◆ What you have to do
Find every line in the records below that contains the word "Проведение", and copy each such line.

Stored data entries:
──────────────────────────────

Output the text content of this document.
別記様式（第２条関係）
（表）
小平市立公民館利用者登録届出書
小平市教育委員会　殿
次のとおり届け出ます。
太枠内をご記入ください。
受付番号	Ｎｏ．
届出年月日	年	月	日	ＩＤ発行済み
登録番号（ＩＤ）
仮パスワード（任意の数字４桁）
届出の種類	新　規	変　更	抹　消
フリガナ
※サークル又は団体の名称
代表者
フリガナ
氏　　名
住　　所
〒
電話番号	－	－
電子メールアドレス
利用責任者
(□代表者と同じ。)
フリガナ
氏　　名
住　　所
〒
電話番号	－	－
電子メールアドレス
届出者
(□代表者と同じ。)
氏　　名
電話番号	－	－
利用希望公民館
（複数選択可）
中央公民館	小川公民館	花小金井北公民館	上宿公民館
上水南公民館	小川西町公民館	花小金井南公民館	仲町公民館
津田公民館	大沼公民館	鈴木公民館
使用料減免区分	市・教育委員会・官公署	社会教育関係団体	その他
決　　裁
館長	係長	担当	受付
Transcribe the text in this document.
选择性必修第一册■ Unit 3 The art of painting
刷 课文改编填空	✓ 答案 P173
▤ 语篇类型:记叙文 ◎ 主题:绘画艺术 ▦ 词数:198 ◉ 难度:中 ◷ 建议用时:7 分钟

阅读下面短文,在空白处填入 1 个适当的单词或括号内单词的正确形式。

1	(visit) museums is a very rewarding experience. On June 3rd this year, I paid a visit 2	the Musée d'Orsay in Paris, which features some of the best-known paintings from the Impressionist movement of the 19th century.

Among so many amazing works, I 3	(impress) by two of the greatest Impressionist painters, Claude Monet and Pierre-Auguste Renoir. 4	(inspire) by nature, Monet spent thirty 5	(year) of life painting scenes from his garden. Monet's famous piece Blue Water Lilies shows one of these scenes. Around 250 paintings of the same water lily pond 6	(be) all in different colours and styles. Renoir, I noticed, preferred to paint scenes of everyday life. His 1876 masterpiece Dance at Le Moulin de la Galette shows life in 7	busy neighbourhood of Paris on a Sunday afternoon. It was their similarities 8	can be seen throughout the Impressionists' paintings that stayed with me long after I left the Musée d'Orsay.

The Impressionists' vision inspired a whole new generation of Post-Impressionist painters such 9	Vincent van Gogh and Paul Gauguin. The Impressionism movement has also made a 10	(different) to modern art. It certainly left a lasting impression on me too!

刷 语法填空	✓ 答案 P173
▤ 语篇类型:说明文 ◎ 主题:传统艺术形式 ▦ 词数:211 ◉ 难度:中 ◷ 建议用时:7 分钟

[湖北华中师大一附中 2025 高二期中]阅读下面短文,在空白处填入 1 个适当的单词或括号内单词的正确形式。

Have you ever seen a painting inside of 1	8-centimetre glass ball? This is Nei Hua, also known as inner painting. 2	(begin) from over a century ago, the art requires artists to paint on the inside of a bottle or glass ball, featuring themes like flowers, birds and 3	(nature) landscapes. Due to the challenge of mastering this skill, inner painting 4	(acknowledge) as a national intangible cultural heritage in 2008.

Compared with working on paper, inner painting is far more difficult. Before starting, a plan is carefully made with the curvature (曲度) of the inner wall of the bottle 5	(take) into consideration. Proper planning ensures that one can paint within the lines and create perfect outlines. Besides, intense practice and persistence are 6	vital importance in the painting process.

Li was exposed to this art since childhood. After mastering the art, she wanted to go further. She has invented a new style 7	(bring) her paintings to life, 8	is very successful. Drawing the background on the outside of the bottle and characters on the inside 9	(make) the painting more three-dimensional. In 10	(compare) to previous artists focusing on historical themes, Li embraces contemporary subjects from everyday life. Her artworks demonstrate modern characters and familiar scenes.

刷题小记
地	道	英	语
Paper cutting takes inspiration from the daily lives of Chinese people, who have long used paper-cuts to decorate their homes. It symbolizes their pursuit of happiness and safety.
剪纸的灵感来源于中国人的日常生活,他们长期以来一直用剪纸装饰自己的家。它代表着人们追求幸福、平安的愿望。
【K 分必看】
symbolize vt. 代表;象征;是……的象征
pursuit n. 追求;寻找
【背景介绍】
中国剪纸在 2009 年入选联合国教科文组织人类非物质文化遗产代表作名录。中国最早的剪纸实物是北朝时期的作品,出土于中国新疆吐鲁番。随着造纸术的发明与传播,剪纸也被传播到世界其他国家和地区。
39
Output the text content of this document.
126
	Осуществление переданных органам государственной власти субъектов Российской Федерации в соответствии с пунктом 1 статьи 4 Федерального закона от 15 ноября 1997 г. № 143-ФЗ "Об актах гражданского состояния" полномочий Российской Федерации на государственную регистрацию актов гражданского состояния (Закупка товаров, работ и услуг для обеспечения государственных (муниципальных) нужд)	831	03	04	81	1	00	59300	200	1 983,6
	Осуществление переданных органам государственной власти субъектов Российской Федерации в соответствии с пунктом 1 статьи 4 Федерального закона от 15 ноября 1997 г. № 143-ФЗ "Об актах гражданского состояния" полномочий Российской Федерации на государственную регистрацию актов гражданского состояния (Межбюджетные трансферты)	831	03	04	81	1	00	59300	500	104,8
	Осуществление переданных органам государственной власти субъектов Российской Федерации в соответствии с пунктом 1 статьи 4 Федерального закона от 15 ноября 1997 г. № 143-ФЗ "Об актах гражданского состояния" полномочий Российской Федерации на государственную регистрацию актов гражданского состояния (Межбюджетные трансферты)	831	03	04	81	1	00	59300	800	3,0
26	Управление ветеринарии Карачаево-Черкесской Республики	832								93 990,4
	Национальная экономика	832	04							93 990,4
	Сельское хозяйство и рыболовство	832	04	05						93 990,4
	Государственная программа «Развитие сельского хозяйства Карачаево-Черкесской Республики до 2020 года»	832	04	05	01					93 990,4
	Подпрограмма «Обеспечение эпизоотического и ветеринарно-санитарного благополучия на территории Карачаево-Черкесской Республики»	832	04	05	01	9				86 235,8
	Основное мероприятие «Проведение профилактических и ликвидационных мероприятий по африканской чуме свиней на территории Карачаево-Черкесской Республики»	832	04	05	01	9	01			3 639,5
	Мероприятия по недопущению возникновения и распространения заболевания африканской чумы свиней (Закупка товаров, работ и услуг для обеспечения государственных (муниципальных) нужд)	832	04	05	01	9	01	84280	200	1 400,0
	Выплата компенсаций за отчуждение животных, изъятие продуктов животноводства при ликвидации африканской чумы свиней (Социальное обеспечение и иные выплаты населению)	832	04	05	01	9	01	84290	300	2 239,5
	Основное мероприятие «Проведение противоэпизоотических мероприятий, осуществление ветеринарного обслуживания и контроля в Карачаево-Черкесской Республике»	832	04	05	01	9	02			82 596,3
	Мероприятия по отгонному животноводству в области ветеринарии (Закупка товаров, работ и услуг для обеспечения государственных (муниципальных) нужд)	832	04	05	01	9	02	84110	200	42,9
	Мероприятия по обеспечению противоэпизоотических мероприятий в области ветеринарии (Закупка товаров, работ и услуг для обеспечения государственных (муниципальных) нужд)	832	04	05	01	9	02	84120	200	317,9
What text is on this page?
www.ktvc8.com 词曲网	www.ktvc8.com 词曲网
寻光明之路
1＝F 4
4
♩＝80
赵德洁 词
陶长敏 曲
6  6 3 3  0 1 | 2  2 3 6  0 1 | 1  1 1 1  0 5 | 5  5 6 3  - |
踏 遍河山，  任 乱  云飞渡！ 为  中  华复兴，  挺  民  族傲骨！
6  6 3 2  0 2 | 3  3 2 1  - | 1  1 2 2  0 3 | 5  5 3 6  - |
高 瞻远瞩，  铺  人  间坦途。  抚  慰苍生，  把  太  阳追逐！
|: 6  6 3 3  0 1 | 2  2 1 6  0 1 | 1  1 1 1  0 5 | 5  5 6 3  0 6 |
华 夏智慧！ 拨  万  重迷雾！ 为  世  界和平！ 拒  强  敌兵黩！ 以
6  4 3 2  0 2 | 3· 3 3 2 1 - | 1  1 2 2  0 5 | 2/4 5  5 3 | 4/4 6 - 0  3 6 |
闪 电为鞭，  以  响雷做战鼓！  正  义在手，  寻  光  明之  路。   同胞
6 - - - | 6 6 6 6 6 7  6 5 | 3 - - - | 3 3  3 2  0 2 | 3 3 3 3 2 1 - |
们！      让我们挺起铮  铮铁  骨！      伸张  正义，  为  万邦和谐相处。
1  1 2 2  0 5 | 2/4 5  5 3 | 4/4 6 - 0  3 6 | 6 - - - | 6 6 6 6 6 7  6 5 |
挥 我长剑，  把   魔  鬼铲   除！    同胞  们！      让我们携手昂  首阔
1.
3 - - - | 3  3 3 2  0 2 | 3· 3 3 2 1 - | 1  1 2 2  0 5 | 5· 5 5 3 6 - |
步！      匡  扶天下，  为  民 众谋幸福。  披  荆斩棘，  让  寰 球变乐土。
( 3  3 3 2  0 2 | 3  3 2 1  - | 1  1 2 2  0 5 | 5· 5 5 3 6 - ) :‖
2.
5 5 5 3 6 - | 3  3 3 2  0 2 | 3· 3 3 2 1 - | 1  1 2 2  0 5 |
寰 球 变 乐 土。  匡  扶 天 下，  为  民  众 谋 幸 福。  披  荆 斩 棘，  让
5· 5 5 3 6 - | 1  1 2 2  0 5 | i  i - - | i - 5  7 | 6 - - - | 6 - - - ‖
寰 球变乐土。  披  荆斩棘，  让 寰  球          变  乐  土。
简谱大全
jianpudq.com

──────────────────────────────

◆ Solution to this exercise
	Основное мероприятие «Проведение профилактических и ликвидационных мероприятий по африканской чуме свиней на территории Карачаево-Черкесской Республики»	832	04	05	01	9	01			3 639,5
	Основное мероприятие «Проведение противоэпизоотических мероприятий, осуществление ветеринарного обслуживания и контроля в Карачаево-Черкесской Республике»	832	04	05	01	9	02			82 596,3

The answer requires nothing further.